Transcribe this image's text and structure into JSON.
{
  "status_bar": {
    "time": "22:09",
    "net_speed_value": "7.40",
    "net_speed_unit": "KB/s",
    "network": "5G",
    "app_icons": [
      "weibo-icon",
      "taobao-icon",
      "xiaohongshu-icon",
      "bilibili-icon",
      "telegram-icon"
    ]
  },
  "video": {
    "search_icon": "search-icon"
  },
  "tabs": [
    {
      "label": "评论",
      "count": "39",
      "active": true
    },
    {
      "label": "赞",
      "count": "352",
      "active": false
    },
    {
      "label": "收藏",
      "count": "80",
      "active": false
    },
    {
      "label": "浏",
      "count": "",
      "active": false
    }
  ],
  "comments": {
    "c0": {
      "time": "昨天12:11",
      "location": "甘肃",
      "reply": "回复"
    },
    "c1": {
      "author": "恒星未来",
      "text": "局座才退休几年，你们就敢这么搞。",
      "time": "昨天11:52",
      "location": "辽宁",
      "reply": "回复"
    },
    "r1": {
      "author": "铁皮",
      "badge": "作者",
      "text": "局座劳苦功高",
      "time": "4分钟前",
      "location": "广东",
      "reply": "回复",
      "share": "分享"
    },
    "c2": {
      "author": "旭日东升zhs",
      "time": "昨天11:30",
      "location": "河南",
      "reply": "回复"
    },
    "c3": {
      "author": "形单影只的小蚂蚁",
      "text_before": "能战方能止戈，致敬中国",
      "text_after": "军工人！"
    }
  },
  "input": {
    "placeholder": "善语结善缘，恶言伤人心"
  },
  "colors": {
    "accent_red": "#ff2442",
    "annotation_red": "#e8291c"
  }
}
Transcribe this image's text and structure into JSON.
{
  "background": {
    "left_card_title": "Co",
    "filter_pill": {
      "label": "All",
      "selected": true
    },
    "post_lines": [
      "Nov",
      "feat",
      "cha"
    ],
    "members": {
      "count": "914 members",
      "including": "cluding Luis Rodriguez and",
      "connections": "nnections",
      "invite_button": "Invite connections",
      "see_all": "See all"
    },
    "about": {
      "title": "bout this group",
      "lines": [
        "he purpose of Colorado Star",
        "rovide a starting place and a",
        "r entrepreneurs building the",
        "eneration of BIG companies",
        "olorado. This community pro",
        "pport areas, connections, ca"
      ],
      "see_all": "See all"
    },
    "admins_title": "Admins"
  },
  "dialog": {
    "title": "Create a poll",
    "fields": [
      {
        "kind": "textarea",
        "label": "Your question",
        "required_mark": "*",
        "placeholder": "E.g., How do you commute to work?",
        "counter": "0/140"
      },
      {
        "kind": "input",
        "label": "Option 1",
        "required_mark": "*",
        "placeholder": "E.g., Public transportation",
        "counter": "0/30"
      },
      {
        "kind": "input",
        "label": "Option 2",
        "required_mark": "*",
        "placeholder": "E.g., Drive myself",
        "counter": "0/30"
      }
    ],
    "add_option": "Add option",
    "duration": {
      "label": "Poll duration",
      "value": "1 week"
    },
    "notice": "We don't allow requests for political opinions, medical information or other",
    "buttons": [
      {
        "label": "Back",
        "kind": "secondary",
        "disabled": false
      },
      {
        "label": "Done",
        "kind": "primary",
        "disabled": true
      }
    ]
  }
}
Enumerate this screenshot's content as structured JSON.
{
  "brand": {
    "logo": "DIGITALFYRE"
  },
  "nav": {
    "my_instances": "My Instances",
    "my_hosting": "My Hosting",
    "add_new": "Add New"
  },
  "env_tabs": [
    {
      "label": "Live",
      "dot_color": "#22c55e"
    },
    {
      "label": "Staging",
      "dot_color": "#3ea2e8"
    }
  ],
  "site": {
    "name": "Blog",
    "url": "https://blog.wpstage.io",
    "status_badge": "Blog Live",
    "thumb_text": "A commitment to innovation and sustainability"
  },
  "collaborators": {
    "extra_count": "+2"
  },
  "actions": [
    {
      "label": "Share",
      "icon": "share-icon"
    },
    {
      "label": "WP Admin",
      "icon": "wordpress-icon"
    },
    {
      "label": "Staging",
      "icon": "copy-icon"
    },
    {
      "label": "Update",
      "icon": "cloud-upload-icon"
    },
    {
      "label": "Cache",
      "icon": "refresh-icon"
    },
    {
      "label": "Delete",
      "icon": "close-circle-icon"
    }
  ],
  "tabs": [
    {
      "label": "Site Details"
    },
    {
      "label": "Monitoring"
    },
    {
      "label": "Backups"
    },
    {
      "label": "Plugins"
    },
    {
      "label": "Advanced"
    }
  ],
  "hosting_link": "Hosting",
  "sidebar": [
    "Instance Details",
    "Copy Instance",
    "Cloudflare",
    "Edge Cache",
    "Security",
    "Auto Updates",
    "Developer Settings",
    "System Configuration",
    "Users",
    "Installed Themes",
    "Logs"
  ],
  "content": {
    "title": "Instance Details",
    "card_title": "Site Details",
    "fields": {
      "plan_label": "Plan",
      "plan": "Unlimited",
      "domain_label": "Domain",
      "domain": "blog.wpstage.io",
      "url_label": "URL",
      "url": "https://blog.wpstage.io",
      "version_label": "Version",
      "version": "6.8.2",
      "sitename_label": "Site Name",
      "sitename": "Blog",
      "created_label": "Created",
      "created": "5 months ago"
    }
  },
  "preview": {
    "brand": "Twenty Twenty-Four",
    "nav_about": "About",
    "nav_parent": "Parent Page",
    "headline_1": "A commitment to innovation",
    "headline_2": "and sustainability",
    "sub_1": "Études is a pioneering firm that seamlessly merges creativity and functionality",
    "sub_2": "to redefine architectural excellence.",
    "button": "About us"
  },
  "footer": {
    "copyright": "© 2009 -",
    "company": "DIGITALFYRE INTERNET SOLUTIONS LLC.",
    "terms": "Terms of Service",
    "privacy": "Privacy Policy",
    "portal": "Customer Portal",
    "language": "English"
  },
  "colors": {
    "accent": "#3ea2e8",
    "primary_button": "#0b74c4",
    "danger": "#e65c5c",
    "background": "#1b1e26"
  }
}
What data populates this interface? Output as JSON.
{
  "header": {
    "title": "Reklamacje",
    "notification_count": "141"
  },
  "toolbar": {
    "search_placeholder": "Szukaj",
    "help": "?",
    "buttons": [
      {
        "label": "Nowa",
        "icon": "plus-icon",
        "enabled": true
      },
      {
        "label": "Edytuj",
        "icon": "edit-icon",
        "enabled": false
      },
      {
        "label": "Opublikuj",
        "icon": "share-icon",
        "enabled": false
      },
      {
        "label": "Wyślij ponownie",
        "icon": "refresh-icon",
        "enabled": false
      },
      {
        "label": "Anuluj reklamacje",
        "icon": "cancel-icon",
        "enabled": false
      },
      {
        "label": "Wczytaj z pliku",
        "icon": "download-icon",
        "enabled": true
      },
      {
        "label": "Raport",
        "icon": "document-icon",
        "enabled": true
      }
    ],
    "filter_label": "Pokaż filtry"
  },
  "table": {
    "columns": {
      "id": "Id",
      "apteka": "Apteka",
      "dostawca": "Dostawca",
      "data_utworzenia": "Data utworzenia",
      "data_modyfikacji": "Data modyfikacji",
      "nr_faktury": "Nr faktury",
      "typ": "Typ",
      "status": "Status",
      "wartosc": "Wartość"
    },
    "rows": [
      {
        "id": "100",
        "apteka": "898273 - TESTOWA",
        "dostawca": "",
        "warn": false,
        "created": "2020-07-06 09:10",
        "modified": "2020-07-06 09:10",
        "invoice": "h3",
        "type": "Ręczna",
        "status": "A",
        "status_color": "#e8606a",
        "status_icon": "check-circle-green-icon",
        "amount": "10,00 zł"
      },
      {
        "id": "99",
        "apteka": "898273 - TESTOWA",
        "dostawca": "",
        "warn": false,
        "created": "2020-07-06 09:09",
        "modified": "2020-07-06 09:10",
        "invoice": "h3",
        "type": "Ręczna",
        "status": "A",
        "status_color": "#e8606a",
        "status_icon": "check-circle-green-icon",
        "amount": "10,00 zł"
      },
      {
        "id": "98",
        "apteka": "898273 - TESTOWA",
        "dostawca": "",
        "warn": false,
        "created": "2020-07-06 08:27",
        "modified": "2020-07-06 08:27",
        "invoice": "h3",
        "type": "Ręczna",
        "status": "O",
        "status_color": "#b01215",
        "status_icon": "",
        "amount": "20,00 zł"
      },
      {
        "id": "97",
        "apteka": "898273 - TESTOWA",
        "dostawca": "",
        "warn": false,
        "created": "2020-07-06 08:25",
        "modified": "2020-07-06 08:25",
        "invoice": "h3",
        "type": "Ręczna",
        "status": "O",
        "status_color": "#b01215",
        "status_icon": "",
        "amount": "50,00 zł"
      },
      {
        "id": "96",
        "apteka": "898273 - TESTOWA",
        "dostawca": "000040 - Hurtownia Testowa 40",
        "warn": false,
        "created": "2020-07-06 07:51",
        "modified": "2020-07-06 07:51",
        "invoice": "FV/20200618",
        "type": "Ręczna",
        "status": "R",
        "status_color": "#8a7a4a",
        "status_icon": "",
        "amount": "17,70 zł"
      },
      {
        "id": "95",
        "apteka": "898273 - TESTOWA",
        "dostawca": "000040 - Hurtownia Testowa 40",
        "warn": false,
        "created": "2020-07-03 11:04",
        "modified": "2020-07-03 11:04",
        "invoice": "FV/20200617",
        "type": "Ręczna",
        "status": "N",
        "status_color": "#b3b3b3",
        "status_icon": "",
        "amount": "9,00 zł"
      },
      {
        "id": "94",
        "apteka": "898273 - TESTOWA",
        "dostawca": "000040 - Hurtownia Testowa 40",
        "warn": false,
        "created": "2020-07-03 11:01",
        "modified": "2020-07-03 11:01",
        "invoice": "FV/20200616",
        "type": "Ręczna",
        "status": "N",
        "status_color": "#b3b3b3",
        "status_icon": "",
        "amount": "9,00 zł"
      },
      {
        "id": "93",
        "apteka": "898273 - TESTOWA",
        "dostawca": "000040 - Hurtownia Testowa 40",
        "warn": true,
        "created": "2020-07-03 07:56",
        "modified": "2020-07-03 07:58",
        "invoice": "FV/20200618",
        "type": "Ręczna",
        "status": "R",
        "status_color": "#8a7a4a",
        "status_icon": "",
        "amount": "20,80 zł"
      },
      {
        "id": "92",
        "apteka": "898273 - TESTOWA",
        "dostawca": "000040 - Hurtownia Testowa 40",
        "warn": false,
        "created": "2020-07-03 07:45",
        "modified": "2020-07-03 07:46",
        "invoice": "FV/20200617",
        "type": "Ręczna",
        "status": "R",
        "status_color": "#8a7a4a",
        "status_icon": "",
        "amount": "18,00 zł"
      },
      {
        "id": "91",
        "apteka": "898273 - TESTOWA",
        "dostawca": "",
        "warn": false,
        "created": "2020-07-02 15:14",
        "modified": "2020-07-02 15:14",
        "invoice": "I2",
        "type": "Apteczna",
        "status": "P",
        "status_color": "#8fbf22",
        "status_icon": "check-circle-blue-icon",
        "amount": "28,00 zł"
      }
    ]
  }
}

****

**The exercise**. Determine how many lines of the listing above hold the word "wpstage". Report that number without anything else.

**Final result**. 3